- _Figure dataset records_
────

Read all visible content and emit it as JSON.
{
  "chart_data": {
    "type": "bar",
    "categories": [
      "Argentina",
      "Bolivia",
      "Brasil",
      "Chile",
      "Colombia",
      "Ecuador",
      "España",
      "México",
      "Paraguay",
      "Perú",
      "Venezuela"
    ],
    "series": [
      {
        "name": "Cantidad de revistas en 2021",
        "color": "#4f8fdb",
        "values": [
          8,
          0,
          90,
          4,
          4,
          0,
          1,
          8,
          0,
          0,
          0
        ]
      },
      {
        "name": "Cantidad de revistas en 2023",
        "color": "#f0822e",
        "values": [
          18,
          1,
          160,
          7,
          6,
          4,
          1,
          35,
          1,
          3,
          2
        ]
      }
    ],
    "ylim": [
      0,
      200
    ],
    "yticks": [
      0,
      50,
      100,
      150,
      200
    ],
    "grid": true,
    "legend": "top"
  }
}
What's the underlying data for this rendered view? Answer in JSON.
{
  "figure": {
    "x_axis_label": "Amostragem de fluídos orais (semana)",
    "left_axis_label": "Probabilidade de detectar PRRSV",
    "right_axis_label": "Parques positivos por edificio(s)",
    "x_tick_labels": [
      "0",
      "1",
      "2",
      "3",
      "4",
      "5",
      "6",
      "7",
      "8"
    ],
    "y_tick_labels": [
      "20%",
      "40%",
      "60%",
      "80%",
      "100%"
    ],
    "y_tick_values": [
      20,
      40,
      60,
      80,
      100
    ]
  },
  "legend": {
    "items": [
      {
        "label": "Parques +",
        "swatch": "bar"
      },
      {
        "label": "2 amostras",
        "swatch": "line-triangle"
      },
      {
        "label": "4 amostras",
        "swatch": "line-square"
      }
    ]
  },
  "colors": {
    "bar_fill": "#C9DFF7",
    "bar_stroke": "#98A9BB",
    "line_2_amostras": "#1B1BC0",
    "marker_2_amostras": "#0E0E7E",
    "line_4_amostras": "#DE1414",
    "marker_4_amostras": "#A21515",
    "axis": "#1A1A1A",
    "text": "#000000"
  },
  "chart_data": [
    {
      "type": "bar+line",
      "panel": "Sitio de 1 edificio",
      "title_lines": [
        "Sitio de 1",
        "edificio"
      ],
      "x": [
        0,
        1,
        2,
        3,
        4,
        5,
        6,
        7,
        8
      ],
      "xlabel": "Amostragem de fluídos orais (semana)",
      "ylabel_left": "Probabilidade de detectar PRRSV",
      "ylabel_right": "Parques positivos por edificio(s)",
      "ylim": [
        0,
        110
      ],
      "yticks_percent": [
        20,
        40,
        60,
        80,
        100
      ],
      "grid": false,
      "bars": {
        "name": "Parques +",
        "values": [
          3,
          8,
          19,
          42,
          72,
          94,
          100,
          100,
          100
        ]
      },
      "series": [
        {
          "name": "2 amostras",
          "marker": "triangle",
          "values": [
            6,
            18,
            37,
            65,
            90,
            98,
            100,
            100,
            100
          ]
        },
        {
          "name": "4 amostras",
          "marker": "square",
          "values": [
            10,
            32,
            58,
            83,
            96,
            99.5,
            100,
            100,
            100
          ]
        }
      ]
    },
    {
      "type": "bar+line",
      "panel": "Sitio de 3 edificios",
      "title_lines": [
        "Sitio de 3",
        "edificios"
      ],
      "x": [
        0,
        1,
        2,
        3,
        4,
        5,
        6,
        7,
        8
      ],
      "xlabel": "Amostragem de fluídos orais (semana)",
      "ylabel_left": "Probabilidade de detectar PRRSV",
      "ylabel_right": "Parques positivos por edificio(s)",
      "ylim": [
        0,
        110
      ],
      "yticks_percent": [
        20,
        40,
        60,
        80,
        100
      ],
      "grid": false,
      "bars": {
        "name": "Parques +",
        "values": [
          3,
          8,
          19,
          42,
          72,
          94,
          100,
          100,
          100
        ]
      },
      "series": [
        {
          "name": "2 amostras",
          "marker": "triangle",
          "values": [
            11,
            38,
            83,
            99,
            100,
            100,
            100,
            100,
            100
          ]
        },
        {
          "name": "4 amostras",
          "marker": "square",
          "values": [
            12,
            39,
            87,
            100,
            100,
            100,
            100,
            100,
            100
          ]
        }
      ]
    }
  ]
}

────

- _Exercise requirements_
Find how many lines in the listing contain the word "swatch" and give that count alone.

- _Answer below_
3